▶ WRITTEN REQUEST: Retype everything in the listing, leaving each line exactly as it is.

▶ SUPPLIED ENTRIES:
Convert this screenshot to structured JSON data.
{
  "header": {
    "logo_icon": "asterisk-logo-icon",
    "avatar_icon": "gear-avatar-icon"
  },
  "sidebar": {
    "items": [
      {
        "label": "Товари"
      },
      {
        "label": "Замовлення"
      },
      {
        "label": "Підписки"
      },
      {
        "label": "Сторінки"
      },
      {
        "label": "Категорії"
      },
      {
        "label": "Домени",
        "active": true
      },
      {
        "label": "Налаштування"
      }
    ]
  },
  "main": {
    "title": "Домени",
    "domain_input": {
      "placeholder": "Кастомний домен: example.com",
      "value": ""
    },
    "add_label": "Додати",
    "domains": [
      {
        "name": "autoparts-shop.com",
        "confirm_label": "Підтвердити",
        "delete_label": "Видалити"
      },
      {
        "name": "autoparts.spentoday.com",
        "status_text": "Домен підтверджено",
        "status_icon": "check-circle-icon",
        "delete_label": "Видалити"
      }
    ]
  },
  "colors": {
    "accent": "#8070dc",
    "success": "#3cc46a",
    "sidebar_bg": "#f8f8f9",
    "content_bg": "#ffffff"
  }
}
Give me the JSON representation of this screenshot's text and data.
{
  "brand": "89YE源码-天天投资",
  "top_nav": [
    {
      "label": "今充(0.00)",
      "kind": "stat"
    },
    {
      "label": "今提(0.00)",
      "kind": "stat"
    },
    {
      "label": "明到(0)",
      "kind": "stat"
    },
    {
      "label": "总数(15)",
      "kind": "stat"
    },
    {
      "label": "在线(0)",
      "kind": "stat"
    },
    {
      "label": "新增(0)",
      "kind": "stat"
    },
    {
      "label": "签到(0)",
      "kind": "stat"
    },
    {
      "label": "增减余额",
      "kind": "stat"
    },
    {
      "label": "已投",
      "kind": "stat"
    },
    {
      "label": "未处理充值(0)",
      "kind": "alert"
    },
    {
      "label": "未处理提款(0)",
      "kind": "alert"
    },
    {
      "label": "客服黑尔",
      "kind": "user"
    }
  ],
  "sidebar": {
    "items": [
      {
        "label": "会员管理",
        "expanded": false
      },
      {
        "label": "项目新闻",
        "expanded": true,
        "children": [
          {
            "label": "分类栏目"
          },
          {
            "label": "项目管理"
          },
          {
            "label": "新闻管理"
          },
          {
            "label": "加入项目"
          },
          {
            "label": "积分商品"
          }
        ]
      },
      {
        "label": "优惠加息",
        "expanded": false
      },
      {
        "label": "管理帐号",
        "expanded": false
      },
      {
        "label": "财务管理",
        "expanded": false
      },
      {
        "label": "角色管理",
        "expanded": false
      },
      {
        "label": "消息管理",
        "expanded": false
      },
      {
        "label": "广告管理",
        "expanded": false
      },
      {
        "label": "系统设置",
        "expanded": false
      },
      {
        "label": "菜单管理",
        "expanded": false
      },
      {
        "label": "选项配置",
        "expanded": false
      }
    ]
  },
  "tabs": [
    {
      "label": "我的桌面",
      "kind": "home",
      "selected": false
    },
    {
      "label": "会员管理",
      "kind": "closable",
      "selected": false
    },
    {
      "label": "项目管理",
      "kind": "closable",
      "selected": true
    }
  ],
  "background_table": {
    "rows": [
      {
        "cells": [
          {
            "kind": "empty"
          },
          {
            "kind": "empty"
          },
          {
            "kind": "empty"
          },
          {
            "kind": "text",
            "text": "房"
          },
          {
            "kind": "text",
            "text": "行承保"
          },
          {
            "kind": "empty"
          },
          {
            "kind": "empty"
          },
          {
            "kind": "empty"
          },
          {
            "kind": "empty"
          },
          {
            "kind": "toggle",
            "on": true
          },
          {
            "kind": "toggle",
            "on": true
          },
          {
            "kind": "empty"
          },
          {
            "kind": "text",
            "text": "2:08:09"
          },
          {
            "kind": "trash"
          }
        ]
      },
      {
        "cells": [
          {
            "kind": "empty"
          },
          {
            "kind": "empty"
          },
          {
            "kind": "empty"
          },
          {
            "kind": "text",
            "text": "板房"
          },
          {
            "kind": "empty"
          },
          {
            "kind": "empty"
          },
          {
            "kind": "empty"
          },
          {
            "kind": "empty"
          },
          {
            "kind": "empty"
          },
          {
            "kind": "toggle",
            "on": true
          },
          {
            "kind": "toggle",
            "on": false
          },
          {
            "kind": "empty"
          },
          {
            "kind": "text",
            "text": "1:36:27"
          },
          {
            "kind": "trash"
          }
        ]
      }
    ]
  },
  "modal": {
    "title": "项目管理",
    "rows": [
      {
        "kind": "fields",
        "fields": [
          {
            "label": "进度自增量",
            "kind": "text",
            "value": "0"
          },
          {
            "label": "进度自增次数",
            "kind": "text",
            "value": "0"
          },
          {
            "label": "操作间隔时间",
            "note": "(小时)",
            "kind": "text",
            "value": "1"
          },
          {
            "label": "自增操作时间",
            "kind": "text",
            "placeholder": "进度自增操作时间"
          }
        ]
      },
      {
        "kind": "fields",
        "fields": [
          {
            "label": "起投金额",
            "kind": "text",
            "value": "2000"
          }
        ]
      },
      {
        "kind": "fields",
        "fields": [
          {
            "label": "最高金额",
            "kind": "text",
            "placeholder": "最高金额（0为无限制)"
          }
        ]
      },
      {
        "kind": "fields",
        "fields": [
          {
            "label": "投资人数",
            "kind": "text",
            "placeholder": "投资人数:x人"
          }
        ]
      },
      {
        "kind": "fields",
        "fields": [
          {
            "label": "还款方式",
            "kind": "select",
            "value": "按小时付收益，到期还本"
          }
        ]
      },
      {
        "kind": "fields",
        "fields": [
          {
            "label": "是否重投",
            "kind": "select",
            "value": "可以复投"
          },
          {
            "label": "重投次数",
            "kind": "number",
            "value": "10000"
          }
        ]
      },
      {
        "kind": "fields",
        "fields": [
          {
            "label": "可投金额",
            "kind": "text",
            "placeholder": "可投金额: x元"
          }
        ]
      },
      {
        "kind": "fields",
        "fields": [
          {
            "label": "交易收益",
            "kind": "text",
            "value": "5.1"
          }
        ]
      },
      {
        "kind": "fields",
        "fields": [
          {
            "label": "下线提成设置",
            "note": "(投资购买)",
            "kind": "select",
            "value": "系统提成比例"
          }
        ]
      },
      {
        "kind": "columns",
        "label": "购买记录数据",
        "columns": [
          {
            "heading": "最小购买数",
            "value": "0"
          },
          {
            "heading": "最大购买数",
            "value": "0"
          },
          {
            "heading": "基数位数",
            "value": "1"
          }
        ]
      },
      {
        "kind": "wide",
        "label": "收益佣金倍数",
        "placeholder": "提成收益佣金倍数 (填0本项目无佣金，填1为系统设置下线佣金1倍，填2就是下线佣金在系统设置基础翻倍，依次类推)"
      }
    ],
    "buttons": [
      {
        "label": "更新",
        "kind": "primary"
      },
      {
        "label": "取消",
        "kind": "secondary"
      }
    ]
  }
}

▶ RESPONSE:
Convert this screenshot to structured JSON data.
{
  "header": {
    "logo_icon": "asterisk-logo-icon",
    "avatar_icon": "gear-avatar-icon"
  },
  "sidebar": {
    "items": [
      {
        "label": "Товари"
      },
      {
        "label": "Замовлення"
      },
      {
        "label": "Підписки"
      },
      {
        "label": "Сторінки"
      },
      {
        "label": "Категорії"
      },
      {
        "label": "Домени",
        "active": true
      },
      {
        "label": "Налаштування"
      }
    ]
  },
  "main": {
    "title": "Домени",
    "domain_input": {
      "placeholder": "Кастомний домен: example.com",
      "value": ""
    },
    "add_label": "Додати",
    "domains": [
      {
        "name": "autoparts-shop.com",
        "confirm_label": "Підтвердити",
        "delete_label": "Видалити"
      },
      {
        "name": "autoparts.spentoday.com",
        "status_text": "Домен підтверджено",
        "status_icon": "check-circle-icon",
        "delete_label": "Видалити"
      }
    ]
  },
  "colors": {
    "accent": "#8070dc",
    "success": "#3cc46a",
    "sidebar_bg": "#f8f8f9",
    "content_bg": "#ffffff"
  }
}
Give me the JSON representation of this screenshot's text and data.
{
  "brand": "89YE源码-天天投资",
  "top_nav": [
    {
      "label": "今充(0.00)",
      "kind": "stat"
    },
    {
      "label": "今提(0.00)",
      "kind": "stat"
    },
    {
      "label": "明到(0)",
      "kind": "stat"
    },
    {
      "label": "总数(15)",
      "kind": "stat"
    },
    {
      "label": "在线(0)",
      "kind": "stat"
    },
    {
      "label": "新增(0)",
      "kind": "stat"
    },
    {
      "label": "签到(0)",
      "kind": "stat"
    },
    {
      "label": "增减余额",
      "kind": "stat"
    },
    {
      "label": "已投",
      "kind": "stat"
    },
    {
      "label": "未处理充值(0)",
      "kind": "alert"
    },
    {
      "label": "未处理提款(0)",
      "kind": "alert"
    },
    {
      "label": "客服黑尔",
      "kind": "user"
    }
  ],
  "sidebar": {
    "items": [
      {
        "label": "会员管理",
        "expanded": false
      },
      {
        "label": "项目新闻",
        "expanded": true,
        "children": [
          {
            "label": "分类栏目"
          },
          {
            "label": "项目管理"
          },
          {
            "label": "新闻管理"
          },
          {
            "label": "加入项目"
          },
          {
            "label": "积分商品"
          }
        ]
      },
      {
        "label": "优惠加息",
        "expanded": false
      },
      {
        "label": "管理帐号",
        "expanded": false
      },
      {
        "label": "财务管理",
        "expanded": false
      },
      {
        "label": "角色管理",
        "expanded": false
      },
      {
        "label": "消息管理",
        "expanded": false
      },
      {
        "label": "广告管理",
        "expanded": false
      },
      {
        "label": "系统设置",
        "expanded": false
      },
      {
        "label": "菜单管理",
        "expanded": false
      },
      {
        "label": "选项配置",
        "expanded": false
      }
    ]
  },
  "tabs": [
    {
      "label": "我的桌面",
      "kind": "home",
      "selected": false
    },
    {
      "label": "会员管理",
      "kind": "closable",
      "selected": false
    },
    {
      "label": "项目管理",
      "kind": "closable",
      "selected": true
    }
  ],
  "background_table": {
    "rows": [
      {
        "cells": [
          {
            "kind": "empty"
          },
          {
            "kind": "empty"
          },
          {
            "kind": "empty"
          },
          {
            "kind": "text",
            "text": "房"
          },
          {
            "kind": "text",
            "text": "行承保"
          },
          {
            "kind": "empty"
          },
          {
            "kind": "empty"
          },
          {
            "kind": "empty"
          },
          {
            "kind": "empty"
          },
          {
            "kind": "toggle",
            "on": true
          },
          {
            "kind": "toggle",
            "on": true
          },
          {
            "kind": "empty"
          },
          {
            "kind": "text",
            "text": "2:08:09"
          },
          {
            "kind": "trash"
          }
        ]
      },
      {
        "cells": [
          {
            "kind": "empty"
          },
          {
            "kind": "empty"
          },
          {
            "kind": "empty"
          },
          {
            "kind": "text",
            "text": "板房"
          },
          {
            "kind": "empty"
          },
          {
            "kind": "empty"
          },
          {
            "kind": "empty"
          },
          {
            "kind": "empty"
          },
          {
            "kind": "empty"
          },
          {
            "kind": "toggle",
            "on": true
          },
          {
            "kind": "toggle",
            "on": false
          },
          {
            "kind": "empty"
          },
          {
            "kind": "text",
            "text": "1:36:27"
          },
          {
            "kind": "trash"
          }
        ]
      }
    ]
  },
  "modal": {
    "title": "项目管理",
    "rows": [
      {
        "kind": "fields",
        "fields": [
          {
            "label": "进度自增量",
            "kind": "text",
            "value": "0"
          },
          {
            "label": "进度自增次数",
            "kind": "text",
            "value": "0"
          },
          {
            "label": "操作间隔时间",
            "note": "(小时)",
            "kind": "text",
            "value": "1"
          },
          {
            "label": "自增操作时间",
            "kind": "text",
            "placeholder": "进度自增操作时间"
          }
        ]
      },
      {
        "kind": "fields",
        "fields": [
          {
            "label": "起投金额",
            "kind": "text",
            "value": "2000"
          }
        ]
      },
      {
        "kind": "fields",
        "fields": [
          {
            "label": "最高金额",
            "kind": "text",
            "placeholder": "最高金额（0为无限制)"
          }
        ]
      },
      {
        "kind": "fields",
        "fields": [
          {
            "label": "投资人数",
            "kind": "text",
            "placeholder": "投资人数:x人"
          }
        ]
      },
      {
        "kind": "fields",
        "fields": [
          {
            "label": "还款方式",
            "kind": "select",
            "value": "按小时付收益，到期还本"
          }
        ]
      },
      {
        "kind": "fields",
        "fields": [
          {
            "label": "是否重投",
            "kind": "select",
            "value": "可以复投"
          },
          {
            "label": "重投次数",
            "kind": "number",
            "value": "10000"
          }
        ]
      },
      {
        "kind": "fields",
        "fields": [
          {
            "label": "可投金额",
            "kind": "text",
            "placeholder": "可投金额: x元"
          }
        ]
      },
      {
        "kind": "fields",
        "fields": [
          {
            "label": "交易收益",
            "kind": "text",
            "value": "5.1"
          }
        ]
      },
      {
        "kind": "fields",
        "fields": [
          {
            "label": "下线提成设置",
            "note": "(投资购买)",
            "kind": "select",
            "value": "系统提成比例"
          }
        ]
      },
      {
        "kind": "columns",
        "label": "购买记录数据",
        "columns": [
          {
            "heading": "最小购买数",
            "value": "0"
          },
          {
            "heading": "最大购买数",
            "value": "0"
          },
          {
            "heading": "基数位数",
            "value": "1"
          }
        ]
      },
      {
        "kind": "wide",
        "label": "收益佣金倍数",
        "placeholder": "提成收益佣金倍数 (填0本项目无佣金，填1为系统设置下线佣金1倍，填2就是下线佣金在系统设置基础翻倍，依次类推)"
      }
    ],
    "buttons": [
      {
        "label": "更新",
        "kind": "primary"
      },
      {
        "label": "取消",
        "kind": "secondary"
      }
    ]
  }
}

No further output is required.